[Data extracted from a collection]
-------

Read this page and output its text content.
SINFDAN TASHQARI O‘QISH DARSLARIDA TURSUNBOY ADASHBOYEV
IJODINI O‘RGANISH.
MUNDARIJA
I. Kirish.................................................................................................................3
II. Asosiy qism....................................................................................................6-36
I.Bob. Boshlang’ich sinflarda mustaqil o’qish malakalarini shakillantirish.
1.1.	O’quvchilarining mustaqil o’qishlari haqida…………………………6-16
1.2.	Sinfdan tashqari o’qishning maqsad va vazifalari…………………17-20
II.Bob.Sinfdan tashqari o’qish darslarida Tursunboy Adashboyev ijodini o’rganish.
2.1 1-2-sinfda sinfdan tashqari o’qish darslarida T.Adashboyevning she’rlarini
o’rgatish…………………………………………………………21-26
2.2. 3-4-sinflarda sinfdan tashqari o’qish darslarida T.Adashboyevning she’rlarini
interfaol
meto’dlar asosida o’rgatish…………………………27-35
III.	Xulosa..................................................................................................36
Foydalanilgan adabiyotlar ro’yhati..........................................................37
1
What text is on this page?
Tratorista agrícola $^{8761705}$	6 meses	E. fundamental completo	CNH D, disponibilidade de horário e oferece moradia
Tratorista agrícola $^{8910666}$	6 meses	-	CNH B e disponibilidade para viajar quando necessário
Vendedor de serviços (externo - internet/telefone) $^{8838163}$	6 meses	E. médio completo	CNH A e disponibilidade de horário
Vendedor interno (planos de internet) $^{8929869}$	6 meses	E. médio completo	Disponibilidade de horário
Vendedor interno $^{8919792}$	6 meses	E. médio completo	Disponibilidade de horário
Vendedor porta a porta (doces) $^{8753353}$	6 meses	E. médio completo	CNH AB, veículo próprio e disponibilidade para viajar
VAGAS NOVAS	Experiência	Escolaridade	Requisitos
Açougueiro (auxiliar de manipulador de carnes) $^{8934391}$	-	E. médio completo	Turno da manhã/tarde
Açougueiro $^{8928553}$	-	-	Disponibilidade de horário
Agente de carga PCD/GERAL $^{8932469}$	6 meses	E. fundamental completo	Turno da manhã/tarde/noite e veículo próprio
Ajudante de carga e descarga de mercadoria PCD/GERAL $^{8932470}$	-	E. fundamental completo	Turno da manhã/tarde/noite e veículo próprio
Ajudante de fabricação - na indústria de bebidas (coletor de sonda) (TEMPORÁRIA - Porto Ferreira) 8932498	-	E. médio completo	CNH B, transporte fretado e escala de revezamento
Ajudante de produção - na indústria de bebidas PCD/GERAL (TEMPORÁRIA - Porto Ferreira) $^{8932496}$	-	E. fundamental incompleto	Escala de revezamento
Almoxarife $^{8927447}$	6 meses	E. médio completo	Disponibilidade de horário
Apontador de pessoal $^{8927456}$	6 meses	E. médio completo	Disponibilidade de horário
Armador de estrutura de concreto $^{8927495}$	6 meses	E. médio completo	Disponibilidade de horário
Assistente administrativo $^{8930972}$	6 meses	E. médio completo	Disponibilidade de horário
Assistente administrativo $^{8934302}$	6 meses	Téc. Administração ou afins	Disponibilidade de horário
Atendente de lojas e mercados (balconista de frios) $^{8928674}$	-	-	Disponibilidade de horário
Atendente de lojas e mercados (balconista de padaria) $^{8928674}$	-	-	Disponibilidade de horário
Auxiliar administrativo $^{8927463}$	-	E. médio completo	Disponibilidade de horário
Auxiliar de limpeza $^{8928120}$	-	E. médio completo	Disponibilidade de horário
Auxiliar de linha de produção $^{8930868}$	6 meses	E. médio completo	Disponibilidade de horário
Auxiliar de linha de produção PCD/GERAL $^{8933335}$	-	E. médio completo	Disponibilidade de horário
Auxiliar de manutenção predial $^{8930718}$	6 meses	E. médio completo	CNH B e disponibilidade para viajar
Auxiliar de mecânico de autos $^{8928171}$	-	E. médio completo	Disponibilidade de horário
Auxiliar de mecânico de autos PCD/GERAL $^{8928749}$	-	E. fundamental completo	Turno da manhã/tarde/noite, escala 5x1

-------

▸ **Given task**
In the records above, find each line with the word "agrícola" and copy it.

▸ **Full answer**
Tratorista agrícola $^{8761705}$	6 meses	E. fundamental completo	CNH D, disponibilidade de horário e oferece moradia
Tratorista agrícola $^{8910666}$	6 meses	-	CNH B e disponibilidade para viajar quando necessário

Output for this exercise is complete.